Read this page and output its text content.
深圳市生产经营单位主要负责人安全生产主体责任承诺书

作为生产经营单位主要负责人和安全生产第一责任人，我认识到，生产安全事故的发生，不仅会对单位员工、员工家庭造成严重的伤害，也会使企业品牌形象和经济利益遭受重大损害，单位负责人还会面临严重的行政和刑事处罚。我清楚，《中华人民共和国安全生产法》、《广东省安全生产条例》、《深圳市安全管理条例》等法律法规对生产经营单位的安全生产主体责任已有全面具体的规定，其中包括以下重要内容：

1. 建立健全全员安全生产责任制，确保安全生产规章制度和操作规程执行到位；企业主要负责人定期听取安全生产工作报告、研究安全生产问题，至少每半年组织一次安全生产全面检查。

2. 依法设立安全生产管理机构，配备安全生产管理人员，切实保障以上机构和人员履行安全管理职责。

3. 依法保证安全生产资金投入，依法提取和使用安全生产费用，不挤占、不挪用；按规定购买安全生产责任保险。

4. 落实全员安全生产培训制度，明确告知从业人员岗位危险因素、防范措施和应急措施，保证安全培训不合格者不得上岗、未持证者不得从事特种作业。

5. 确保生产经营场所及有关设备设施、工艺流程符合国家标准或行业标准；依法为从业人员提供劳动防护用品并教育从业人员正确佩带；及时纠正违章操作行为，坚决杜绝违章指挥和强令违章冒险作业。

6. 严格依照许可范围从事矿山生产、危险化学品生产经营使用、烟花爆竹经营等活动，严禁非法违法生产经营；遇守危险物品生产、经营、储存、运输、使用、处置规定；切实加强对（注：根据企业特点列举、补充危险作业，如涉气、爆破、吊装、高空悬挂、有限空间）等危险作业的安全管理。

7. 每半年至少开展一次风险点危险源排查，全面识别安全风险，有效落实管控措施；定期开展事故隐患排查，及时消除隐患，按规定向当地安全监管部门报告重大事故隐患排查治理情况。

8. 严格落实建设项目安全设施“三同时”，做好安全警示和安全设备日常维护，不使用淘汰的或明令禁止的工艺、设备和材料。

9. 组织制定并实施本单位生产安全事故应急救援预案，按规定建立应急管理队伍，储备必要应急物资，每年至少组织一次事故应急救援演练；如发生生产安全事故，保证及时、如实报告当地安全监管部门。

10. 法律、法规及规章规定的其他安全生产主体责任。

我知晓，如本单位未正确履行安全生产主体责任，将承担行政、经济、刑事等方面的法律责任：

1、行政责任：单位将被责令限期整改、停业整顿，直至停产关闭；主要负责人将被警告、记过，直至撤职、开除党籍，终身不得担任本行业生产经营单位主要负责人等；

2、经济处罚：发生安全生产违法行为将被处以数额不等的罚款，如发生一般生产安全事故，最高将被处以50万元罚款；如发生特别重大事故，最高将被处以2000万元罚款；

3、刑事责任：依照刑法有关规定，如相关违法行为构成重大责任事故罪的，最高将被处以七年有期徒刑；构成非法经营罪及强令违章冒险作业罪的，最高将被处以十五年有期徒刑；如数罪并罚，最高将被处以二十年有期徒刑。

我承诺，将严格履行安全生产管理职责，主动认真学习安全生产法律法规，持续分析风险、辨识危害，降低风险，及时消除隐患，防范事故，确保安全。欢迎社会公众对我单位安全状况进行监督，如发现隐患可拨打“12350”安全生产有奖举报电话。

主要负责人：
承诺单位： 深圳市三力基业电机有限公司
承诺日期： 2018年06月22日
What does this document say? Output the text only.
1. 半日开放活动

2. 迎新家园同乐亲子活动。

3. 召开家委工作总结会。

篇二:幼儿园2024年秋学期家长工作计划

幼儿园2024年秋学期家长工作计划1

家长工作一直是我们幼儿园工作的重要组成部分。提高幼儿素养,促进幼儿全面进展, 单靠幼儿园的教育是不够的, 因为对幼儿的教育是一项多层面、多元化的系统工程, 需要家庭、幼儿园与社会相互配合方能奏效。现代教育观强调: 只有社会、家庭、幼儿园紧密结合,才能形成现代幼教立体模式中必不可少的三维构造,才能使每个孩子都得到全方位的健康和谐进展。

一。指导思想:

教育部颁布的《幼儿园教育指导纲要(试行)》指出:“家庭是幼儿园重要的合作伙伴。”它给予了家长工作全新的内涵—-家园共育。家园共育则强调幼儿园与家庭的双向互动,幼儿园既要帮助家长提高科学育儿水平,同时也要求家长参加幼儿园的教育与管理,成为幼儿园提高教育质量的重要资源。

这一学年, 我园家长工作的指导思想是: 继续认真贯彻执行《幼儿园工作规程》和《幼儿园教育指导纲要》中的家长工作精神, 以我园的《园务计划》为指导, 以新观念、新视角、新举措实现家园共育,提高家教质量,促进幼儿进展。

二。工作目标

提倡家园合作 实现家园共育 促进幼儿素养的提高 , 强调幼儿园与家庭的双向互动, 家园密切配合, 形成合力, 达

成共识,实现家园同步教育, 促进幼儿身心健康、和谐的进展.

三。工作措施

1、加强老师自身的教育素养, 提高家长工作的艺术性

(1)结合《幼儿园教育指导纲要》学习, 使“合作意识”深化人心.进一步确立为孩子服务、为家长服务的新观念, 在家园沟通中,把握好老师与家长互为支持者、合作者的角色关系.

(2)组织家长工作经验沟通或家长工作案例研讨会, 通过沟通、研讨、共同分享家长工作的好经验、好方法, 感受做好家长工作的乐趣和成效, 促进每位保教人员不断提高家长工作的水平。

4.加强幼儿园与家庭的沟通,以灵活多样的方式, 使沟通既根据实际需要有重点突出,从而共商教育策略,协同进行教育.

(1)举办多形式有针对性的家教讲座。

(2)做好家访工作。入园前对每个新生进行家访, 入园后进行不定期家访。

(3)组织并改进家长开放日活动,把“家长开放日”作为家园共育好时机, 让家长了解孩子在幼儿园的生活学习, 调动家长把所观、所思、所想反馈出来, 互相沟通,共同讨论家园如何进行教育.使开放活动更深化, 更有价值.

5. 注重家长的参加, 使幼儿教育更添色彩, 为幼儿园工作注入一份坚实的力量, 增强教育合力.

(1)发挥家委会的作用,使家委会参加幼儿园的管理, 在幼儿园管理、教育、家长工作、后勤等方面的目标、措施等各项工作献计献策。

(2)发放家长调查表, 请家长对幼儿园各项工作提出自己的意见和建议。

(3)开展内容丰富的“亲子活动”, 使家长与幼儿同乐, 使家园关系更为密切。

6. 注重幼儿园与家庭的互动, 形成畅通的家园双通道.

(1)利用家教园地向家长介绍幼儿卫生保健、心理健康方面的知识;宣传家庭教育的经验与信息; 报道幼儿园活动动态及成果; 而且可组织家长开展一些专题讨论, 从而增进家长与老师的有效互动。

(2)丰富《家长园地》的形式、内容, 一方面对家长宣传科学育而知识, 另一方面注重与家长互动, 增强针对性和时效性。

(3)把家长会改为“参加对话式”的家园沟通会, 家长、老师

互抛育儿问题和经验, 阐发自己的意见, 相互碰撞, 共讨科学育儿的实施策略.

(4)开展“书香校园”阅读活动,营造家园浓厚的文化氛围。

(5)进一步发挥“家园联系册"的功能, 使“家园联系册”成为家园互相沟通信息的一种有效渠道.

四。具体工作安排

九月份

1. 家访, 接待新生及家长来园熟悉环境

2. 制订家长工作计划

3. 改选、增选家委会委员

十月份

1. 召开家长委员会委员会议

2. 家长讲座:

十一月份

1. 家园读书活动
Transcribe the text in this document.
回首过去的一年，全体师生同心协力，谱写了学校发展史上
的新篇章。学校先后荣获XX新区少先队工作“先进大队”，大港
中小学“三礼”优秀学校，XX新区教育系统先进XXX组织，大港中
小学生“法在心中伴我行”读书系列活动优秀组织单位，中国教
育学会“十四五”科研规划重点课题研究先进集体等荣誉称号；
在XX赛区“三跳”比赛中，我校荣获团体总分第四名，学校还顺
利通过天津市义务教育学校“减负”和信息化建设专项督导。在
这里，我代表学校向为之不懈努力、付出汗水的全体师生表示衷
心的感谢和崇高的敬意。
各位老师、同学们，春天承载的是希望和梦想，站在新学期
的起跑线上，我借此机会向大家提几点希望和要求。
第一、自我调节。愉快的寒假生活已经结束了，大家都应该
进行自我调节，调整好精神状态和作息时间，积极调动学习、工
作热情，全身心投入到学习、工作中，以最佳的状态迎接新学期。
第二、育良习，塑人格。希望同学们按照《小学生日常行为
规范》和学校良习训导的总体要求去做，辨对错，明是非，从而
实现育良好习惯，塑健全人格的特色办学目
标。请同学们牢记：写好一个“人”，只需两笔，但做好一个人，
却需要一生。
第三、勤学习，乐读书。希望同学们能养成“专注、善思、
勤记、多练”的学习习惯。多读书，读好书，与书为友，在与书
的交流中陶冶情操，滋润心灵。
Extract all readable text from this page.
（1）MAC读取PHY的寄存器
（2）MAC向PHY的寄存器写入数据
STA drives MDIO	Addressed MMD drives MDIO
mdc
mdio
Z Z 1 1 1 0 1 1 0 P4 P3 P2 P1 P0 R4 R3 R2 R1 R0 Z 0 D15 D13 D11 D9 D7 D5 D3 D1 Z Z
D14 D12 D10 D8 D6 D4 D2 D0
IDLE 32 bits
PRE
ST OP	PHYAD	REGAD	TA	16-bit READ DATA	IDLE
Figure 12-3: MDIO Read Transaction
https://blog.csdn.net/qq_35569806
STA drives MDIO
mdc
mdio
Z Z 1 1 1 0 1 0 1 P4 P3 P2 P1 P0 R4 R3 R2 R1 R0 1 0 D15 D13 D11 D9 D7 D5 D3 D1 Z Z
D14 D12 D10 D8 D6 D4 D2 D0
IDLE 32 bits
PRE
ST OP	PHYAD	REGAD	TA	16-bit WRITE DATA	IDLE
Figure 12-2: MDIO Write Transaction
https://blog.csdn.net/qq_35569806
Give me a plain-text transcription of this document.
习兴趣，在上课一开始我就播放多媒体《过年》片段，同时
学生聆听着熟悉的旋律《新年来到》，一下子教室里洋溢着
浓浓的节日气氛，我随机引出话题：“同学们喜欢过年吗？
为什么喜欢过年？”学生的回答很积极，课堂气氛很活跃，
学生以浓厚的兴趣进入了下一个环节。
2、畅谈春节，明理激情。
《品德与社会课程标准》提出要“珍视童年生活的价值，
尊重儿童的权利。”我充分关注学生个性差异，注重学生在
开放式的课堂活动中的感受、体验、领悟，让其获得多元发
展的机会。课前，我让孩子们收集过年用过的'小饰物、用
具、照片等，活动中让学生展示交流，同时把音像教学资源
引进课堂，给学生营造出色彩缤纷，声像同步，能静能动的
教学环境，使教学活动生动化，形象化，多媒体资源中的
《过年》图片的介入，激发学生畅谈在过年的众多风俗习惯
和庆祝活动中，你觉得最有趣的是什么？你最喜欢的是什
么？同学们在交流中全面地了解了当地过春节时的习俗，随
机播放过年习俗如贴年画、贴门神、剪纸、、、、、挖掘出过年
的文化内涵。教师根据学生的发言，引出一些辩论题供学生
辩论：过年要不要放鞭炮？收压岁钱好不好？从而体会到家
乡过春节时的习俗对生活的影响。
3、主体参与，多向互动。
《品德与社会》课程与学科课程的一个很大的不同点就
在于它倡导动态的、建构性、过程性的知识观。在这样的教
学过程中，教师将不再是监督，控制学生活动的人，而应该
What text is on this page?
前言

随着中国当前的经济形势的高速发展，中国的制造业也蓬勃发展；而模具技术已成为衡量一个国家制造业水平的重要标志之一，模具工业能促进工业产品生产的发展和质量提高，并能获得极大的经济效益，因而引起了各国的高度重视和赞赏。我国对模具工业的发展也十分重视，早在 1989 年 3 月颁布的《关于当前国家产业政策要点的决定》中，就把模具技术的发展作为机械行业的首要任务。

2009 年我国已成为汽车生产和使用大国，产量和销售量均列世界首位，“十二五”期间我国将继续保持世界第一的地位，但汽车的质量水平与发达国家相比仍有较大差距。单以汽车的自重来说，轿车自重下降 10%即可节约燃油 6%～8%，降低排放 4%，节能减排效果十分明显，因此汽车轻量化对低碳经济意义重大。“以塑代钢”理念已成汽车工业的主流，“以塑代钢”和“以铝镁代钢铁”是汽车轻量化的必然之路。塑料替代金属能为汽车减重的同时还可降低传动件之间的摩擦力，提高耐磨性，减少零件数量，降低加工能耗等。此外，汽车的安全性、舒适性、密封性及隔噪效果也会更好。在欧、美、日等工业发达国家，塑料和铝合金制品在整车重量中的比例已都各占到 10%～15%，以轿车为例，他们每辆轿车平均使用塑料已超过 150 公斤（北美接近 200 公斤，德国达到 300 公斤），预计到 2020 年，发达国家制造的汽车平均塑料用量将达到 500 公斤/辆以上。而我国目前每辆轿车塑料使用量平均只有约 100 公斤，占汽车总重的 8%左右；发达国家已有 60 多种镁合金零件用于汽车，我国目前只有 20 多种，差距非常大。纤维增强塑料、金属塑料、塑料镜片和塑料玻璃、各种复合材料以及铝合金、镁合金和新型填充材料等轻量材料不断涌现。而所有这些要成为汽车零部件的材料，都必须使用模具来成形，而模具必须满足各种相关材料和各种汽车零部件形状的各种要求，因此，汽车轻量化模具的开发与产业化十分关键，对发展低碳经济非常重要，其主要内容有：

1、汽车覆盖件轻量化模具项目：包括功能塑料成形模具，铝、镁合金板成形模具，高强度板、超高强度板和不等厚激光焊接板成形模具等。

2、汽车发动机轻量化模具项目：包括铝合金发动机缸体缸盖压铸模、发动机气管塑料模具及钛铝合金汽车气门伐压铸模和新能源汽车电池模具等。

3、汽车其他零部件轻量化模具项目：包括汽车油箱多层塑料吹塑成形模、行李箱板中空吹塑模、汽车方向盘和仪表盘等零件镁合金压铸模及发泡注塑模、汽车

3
• • • • •
Give back exactly the lines from the line holding "What text is on this page?" through the last line of the listing, including both.

What text is on this page?
前言

随着中国当前的经济形势的高速发展，中国的制造业也蓬勃发展；而模具技术已成为衡量一个国家制造业水平的重要标志之一，模具工业能促进工业产品生产的发展和质量提高，并能获得极大的经济效益，因而引起了各国的高度重视和赞赏。我国对模具工业的发展也十分重视，早在 1989 年 3 月颁布的《关于当前国家产业政策要点的决定》中，就把模具技术的发展作为机械行业的首要任务。

2009 年我国已成为汽车生产和使用大国，产量和销售量均列世界首位，“十二五”期间我国将继续保持世界第一的地位，但汽车的质量水平与发达国家相比仍有较大差距。单以汽车的自重来说，轿车自重下降 10%即可节约燃油 6%～8%，降低排放 4%，节能减排效果十分明显，因此汽车轻量化对低碳经济意义重大。“以塑代钢”理念已成汽车工业的主流，“以塑代钢”和“以铝镁代钢铁”是汽车轻量化的必然之路。塑料替代金属能为汽车减重的同时还可降低传动件之间的摩擦力，提高耐磨性，减少零件数量，降低加工能耗等。此外，汽车的安全性、舒适性、密封性及隔噪效果也会更好。在欧、美、日等工业发达国家，塑料和铝合金制品在整车重量中的比例已都各占到 10%～15%，以轿车为例，他们每辆轿车平均使用塑料已超过 150 公斤（北美接近 200 公斤，德国达到 300 公斤），预计到 2020 年，发达国家制造的汽车平均塑料用量将达到 500 公斤/辆以上。而我国目前每辆轿车塑料使用量平均只有约 100 公斤，占汽车总重的 8%左右；发达国家已有 60 多种镁合金零件用于汽车，我国目前只有 20 多种，差距非常大。纤维增强塑料、金属塑料、塑料镜片和塑料玻璃、各种复合材料以及铝合金、镁合金和新型填充材料等轻量材料不断涌现。而所有这些要成为汽车零部件的材料，都必须使用模具来成形，而模具必须满足各种相关材料和各种汽车零部件形状的各种要求，因此，汽车轻量化模具的开发与产业化十分关键，对发展低碳经济非常重要，其主要内容有：

1、汽车覆盖件轻量化模具项目：包括功能塑料成形模具，铝、镁合金板成形模具，高强度板、超高强度板和不等厚激光焊接板成形模具等。

2、汽车发动机轻量化模具项目：包括铝合金发动机缸体缸盖压铸模、发动机气管塑料模具及钛铝合金汽车气门伐压铸模和新能源汽车电池模具等。

3、汽车其他零部件轻量化模具项目：包括汽车油箱多层塑料吹塑成形模、行李箱板中空吹塑模、汽车方向盘和仪表盘等零件镁合金压铸模及发泡注塑模、汽车

3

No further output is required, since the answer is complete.